WRITTEN REQUEST: Look through the records below, count the lines with the word "before", and reply with only the number.

[start of RECORDS FOR PROCESSING]

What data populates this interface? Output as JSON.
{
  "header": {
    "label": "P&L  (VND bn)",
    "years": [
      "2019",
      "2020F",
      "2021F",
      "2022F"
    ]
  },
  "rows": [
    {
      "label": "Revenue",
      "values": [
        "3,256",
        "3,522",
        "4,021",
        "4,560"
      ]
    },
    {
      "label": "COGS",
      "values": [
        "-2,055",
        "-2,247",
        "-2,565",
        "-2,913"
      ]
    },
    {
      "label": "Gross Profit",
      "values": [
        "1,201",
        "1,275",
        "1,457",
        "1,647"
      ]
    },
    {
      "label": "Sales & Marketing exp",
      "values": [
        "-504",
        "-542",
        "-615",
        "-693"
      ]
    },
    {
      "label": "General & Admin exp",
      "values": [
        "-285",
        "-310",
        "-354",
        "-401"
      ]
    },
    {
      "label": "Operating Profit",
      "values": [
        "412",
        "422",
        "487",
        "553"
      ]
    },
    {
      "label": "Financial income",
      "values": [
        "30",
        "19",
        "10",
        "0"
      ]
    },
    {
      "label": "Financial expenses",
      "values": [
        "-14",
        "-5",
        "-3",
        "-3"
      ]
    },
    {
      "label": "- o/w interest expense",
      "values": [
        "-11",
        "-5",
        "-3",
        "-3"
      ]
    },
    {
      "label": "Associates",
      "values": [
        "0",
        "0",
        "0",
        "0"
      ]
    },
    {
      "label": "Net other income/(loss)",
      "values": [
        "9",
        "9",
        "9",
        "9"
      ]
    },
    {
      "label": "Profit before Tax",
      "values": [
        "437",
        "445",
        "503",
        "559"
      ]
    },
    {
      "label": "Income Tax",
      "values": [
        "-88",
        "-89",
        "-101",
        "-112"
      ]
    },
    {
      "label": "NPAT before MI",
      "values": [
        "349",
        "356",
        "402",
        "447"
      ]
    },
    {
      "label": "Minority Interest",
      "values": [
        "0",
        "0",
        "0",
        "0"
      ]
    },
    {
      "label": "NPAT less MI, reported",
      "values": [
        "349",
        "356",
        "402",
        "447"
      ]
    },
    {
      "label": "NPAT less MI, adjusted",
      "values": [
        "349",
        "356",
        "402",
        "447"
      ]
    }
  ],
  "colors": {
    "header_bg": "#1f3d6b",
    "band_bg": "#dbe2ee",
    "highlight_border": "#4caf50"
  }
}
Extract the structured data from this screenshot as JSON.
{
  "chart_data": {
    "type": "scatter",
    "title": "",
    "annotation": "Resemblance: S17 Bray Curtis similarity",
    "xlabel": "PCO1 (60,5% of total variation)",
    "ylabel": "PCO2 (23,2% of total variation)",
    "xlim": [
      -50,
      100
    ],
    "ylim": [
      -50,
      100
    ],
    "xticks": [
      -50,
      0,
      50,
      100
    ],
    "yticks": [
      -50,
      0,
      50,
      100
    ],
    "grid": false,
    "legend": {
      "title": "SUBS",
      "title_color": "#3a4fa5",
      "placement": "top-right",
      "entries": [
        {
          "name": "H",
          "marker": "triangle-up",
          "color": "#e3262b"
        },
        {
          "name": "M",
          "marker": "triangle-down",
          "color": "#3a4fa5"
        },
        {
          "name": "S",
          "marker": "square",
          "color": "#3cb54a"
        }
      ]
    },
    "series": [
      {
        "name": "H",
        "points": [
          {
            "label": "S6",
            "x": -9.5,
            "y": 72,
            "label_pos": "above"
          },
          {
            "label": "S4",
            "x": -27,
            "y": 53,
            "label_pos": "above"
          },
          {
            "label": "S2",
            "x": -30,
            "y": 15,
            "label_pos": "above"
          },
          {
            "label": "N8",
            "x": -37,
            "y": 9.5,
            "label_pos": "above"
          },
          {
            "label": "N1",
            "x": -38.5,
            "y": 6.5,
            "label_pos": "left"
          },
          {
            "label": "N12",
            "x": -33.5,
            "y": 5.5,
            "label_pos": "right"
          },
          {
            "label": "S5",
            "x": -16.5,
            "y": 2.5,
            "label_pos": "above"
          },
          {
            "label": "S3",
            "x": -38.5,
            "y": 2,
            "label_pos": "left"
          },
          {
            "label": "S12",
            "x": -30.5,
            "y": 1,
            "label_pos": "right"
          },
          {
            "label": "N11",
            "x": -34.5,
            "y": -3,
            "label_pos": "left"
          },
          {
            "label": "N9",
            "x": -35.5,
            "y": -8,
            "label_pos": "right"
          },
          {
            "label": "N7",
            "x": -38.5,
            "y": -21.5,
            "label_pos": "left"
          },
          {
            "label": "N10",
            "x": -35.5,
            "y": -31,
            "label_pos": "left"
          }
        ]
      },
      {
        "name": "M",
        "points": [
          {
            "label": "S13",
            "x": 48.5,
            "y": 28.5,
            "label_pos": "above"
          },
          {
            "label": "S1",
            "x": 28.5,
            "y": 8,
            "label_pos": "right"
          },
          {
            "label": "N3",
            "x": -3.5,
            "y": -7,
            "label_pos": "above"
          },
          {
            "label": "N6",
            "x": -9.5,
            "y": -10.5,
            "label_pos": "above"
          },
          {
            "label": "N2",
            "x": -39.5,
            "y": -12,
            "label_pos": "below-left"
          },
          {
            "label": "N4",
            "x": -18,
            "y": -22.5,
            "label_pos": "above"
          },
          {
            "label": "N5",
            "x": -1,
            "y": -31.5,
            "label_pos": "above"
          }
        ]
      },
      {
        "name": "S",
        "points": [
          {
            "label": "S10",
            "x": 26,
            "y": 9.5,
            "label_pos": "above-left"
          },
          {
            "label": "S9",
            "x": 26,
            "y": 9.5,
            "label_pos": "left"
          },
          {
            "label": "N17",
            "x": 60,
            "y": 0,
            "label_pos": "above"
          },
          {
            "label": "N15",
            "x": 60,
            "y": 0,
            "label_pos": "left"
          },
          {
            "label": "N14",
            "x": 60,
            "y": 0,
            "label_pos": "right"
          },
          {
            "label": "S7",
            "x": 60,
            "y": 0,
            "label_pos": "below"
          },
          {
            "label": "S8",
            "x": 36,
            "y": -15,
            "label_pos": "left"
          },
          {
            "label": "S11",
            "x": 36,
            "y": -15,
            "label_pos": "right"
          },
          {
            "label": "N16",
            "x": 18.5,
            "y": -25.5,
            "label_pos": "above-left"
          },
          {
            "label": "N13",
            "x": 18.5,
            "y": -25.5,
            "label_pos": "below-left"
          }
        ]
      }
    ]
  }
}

[end of RECORDS FOR PROCESSING]

EXPECTED ANSWER: 2